* WORK REQUIRED *
Show all lines of the listing that hold the word "name".

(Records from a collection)
┄┄┄┄┄┄┄┄┄┄┄┄┄┄┄┄┄┄┄┄
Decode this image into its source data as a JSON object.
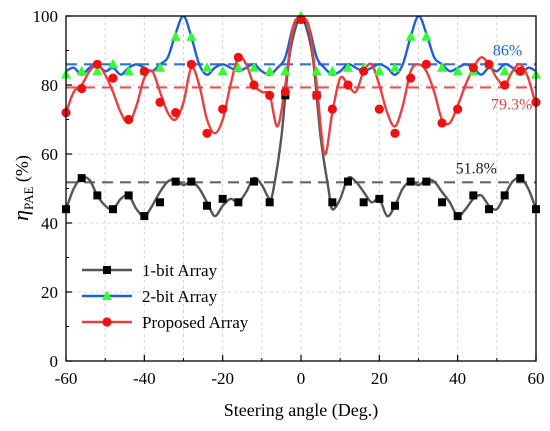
{
  "chart_data": {
    "type": "line",
    "xlabel": "Steering angle (Deg.)",
    "ylabel": {
      "main": "η",
      "sub": "PAE",
      "unit": " (%)"
    },
    "xlim": [
      -60,
      60
    ],
    "ylim": [
      0,
      100
    ],
    "xticks": [
      -60,
      -40,
      -20,
      0,
      20,
      40,
      60
    ],
    "yticks": [
      0,
      20,
      40,
      60,
      80,
      100
    ],
    "xticks_minor": [
      -50,
      -30,
      -10,
      10,
      30,
      50
    ],
    "grid": "dashed-light",
    "legend_position": "bottom-left",
    "series": [
      {
        "name": "1-bit Array",
        "color": "#555555",
        "marker": "square",
        "marker_color": "#000000",
        "average": 51.8,
        "curve": [
          [
            -60,
            44
          ],
          [
            -58,
            50
          ],
          [
            -56,
            53
          ],
          [
            -54,
            52.5
          ],
          [
            -52,
            48
          ],
          [
            -50,
            45
          ],
          [
            -48,
            44
          ],
          [
            -46,
            47
          ],
          [
            -44,
            48
          ],
          [
            -42,
            44
          ],
          [
            -40,
            42
          ],
          [
            -38,
            45
          ],
          [
            -36,
            49
          ],
          [
            -34,
            52
          ],
          [
            -32,
            52.5
          ],
          [
            -30,
            51
          ],
          [
            -28,
            52
          ],
          [
            -26,
            50
          ],
          [
            -24,
            46
          ],
          [
            -22,
            42
          ],
          [
            -20,
            45
          ],
          [
            -18,
            47
          ],
          [
            -16,
            46
          ],
          [
            -14,
            49
          ],
          [
            -12,
            53
          ],
          [
            -10,
            51
          ],
          [
            -8,
            47
          ],
          [
            -7,
            50
          ],
          [
            -5,
            65
          ],
          [
            -3,
            88
          ],
          [
            -1,
            98
          ],
          [
            0,
            99
          ],
          [
            1,
            98
          ],
          [
            3,
            88
          ],
          [
            5,
            65
          ],
          [
            7,
            50
          ],
          [
            8,
            44
          ],
          [
            10,
            47
          ],
          [
            12,
            53
          ],
          [
            14,
            52
          ],
          [
            16,
            49
          ],
          [
            18,
            46
          ],
          [
            20,
            47
          ],
          [
            22,
            42
          ],
          [
            24,
            45
          ],
          [
            26,
            50
          ],
          [
            28,
            52
          ],
          [
            30,
            51
          ],
          [
            32,
            52.5
          ],
          [
            34,
            52
          ],
          [
            36,
            49
          ],
          [
            38,
            46
          ],
          [
            40,
            42
          ],
          [
            42,
            44
          ],
          [
            44,
            47
          ],
          [
            46,
            48
          ],
          [
            48,
            45
          ],
          [
            50,
            44
          ],
          [
            52,
            48
          ],
          [
            54,
            52
          ],
          [
            56,
            53
          ],
          [
            58,
            50
          ],
          [
            60,
            44
          ]
        ],
        "markers": [
          [
            -60,
            44
          ],
          [
            -56,
            53
          ],
          [
            -52,
            48
          ],
          [
            -48,
            44
          ],
          [
            -44,
            48
          ],
          [
            -40,
            42
          ],
          [
            -36,
            46
          ],
          [
            -32,
            52
          ],
          [
            -28,
            52
          ],
          [
            -24,
            45
          ],
          [
            -20,
            47
          ],
          [
            -16,
            46
          ],
          [
            -12,
            52
          ],
          [
            -8,
            46
          ],
          [
            -4,
            77
          ],
          [
            0,
            99
          ],
          [
            4,
            77
          ],
          [
            8,
            46
          ],
          [
            12,
            52
          ],
          [
            16,
            46
          ],
          [
            20,
            47
          ],
          [
            24,
            45
          ],
          [
            28,
            52
          ],
          [
            32,
            52
          ],
          [
            36,
            46
          ],
          [
            40,
            42
          ],
          [
            44,
            48
          ],
          [
            48,
            44
          ],
          [
            52,
            48
          ],
          [
            56,
            53
          ],
          [
            60,
            44
          ]
        ]
      },
      {
        "name": "2-bit Array",
        "color": "#1f5fd6",
        "marker": "triangle",
        "marker_color": "#33ff33",
        "average": 86,
        "curve": [
          [
            -60,
            84
          ],
          [
            -58,
            85
          ],
          [
            -56,
            83
          ],
          [
            -54,
            85
          ],
          [
            -52,
            86
          ],
          [
            -50,
            84
          ],
          [
            -48,
            85
          ],
          [
            -46,
            83
          ],
          [
            -44,
            85
          ],
          [
            -42,
            86
          ],
          [
            -40,
            85
          ],
          [
            -38,
            84
          ],
          [
            -36,
            86
          ],
          [
            -34,
            88
          ],
          [
            -32,
            95
          ],
          [
            -30,
            100
          ],
          [
            -28,
            94
          ],
          [
            -26,
            86
          ],
          [
            -24,
            83
          ],
          [
            -22,
            85
          ],
          [
            -20,
            86
          ],
          [
            -18,
            85
          ],
          [
            -16,
            84
          ],
          [
            -14,
            85
          ],
          [
            -12,
            86
          ],
          [
            -10,
            84
          ],
          [
            -8,
            83
          ],
          [
            -6,
            85
          ],
          [
            -4,
            88
          ],
          [
            -2,
            97
          ],
          [
            0,
            100
          ],
          [
            2,
            97
          ],
          [
            4,
            88
          ],
          [
            6,
            85
          ],
          [
            8,
            83
          ],
          [
            10,
            84
          ],
          [
            12,
            86
          ],
          [
            14,
            85
          ],
          [
            16,
            84
          ],
          [
            18,
            85
          ],
          [
            20,
            86
          ],
          [
            22,
            85
          ],
          [
            24,
            83
          ],
          [
            26,
            86
          ],
          [
            28,
            94
          ],
          [
            30,
            100
          ],
          [
            32,
            95
          ],
          [
            34,
            88
          ],
          [
            36,
            86
          ],
          [
            38,
            84
          ],
          [
            40,
            85
          ],
          [
            42,
            86
          ],
          [
            44,
            85
          ],
          [
            46,
            83
          ],
          [
            48,
            85
          ],
          [
            50,
            84
          ],
          [
            52,
            86
          ],
          [
            54,
            85
          ],
          [
            56,
            83
          ],
          [
            58,
            85
          ],
          [
            60,
            84
          ]
        ],
        "markers": [
          [
            -60,
            83
          ],
          [
            -56,
            84
          ],
          [
            -52,
            84
          ],
          [
            -48,
            86
          ],
          [
            -44,
            84
          ],
          [
            -40,
            84
          ],
          [
            -36,
            85
          ],
          [
            -32,
            94
          ],
          [
            -28,
            94
          ],
          [
            -24,
            85
          ],
          [
            -20,
            84
          ],
          [
            -16,
            85
          ],
          [
            -12,
            85
          ],
          [
            -8,
            84
          ],
          [
            -4,
            84
          ],
          [
            0,
            100
          ],
          [
            4,
            84
          ],
          [
            8,
            84
          ],
          [
            12,
            85
          ],
          [
            16,
            85
          ],
          [
            20,
            84
          ],
          [
            24,
            85
          ],
          [
            28,
            94
          ],
          [
            32,
            94
          ],
          [
            36,
            85
          ],
          [
            40,
            84
          ],
          [
            44,
            84
          ],
          [
            48,
            86
          ],
          [
            52,
            84
          ],
          [
            56,
            84
          ],
          [
            60,
            83
          ]
        ]
      },
      {
        "name": "Proposed Array",
        "color": "#e84040",
        "marker": "circle",
        "marker_color": "#ee1111",
        "average": 79.3,
        "curve": [
          [
            -60,
            72
          ],
          [
            -58,
            78
          ],
          [
            -56,
            80
          ],
          [
            -54,
            84
          ],
          [
            -52,
            86
          ],
          [
            -50,
            83
          ],
          [
            -48,
            78
          ],
          [
            -46,
            72
          ],
          [
            -44,
            69
          ],
          [
            -42,
            74
          ],
          [
            -40,
            82
          ],
          [
            -38,
            84
          ],
          [
            -36,
            78
          ],
          [
            -34,
            72
          ],
          [
            -32,
            70
          ],
          [
            -30,
            75
          ],
          [
            -28,
            85
          ],
          [
            -26,
            80
          ],
          [
            -24,
            70
          ],
          [
            -22,
            66
          ],
          [
            -20,
            70
          ],
          [
            -18,
            80
          ],
          [
            -16,
            88
          ],
          [
            -14,
            86
          ],
          [
            -12,
            80
          ],
          [
            -10,
            78
          ],
          [
            -8,
            77
          ],
          [
            -6,
            68
          ],
          [
            -4,
            80
          ],
          [
            -2,
            97
          ],
          [
            0,
            99
          ],
          [
            2,
            97
          ],
          [
            4,
            80
          ],
          [
            6,
            60
          ],
          [
            8,
            72
          ],
          [
            10,
            82
          ],
          [
            12,
            80
          ],
          [
            14,
            78
          ],
          [
            16,
            84
          ],
          [
            18,
            86
          ],
          [
            20,
            80
          ],
          [
            22,
            72
          ],
          [
            24,
            68
          ],
          [
            26,
            74
          ],
          [
            28,
            84
          ],
          [
            30,
            86
          ],
          [
            32,
            84
          ],
          [
            34,
            78
          ],
          [
            36,
            70
          ],
          [
            38,
            69
          ],
          [
            40,
            74
          ],
          [
            42,
            80
          ],
          [
            44,
            85
          ],
          [
            46,
            88
          ],
          [
            48,
            86
          ],
          [
            50,
            82
          ],
          [
            52,
            80
          ],
          [
            54,
            84
          ],
          [
            56,
            86
          ],
          [
            58,
            82
          ],
          [
            60,
            74
          ]
        ],
        "markers": [
          [
            -60,
            72
          ],
          [
            -56,
            79
          ],
          [
            -52,
            86
          ],
          [
            -48,
            82
          ],
          [
            -44,
            70
          ],
          [
            -40,
            84
          ],
          [
            -36,
            75
          ],
          [
            -32,
            72
          ],
          [
            -28,
            86
          ],
          [
            -24,
            66
          ],
          [
            -20,
            73
          ],
          [
            -16,
            88
          ],
          [
            -12,
            80
          ],
          [
            -8,
            77
          ],
          [
            -4,
            78
          ],
          [
            0,
            99
          ],
          [
            4,
            77
          ],
          [
            8,
            73
          ],
          [
            12,
            80
          ],
          [
            16,
            84
          ],
          [
            20,
            73
          ],
          [
            24,
            66
          ],
          [
            28,
            82
          ],
          [
            32,
            86
          ],
          [
            36,
            69
          ],
          [
            40,
            73
          ],
          [
            44,
            85
          ],
          [
            48,
            86
          ],
          [
            52,
            80
          ],
          [
            56,
            84
          ],
          [
            60,
            75
          ]
        ]
      }
    ],
    "annotations": [
      {
        "text": "86%",
        "x": 49,
        "y": 86,
        "color": "#1f5fd6"
      },
      {
        "text": "79.3%",
        "x": 48,
        "y": 79.3,
        "color": "#e84040"
      },
      {
        "text": "51.8%",
        "x": 40,
        "y": 51.8,
        "color": "#222222"
      }
    ]
  }
}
┄┄┄┄┄┄┄┄┄┄┄┄┄┄┄┄┄┄┄┄
* SOLUTION *
        "name": "1-bit Array",
        "name": "2-bit Array",
        "name": "Proposed Array",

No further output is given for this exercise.